Data records:

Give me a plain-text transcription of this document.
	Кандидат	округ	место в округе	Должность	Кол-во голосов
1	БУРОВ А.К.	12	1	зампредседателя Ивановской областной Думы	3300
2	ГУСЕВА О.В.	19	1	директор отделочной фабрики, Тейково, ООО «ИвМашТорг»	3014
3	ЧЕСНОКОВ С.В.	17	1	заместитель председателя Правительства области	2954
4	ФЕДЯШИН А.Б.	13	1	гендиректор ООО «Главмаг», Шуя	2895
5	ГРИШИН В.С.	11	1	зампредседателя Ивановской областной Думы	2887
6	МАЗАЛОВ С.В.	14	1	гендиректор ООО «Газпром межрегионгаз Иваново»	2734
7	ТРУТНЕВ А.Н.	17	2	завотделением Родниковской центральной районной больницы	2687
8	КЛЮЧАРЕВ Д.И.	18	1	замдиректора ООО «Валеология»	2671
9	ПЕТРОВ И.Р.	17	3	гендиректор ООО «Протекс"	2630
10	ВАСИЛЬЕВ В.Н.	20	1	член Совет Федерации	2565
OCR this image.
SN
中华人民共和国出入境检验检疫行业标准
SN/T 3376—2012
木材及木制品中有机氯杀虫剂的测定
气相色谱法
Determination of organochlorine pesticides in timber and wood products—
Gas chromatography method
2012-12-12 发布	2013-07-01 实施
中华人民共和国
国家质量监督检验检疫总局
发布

**Do this:** Reproduce only the lines between the line containing "OCR this image." and the last line of the records, those two lines included, exactly.

**Exercise response:**
OCR this image.
SN
中华人民共和国出入境检验检疫行业标准
SN/T 3376—2012
木材及木制品中有机氯杀虫剂的测定
气相色谱法
Determination of organochlorine pesticides in timber and wood products—
Gas chromatography method
2012-12-12 发布	2013-07-01 实施
中华人民共和国
国家质量监督检验检疫总局
发布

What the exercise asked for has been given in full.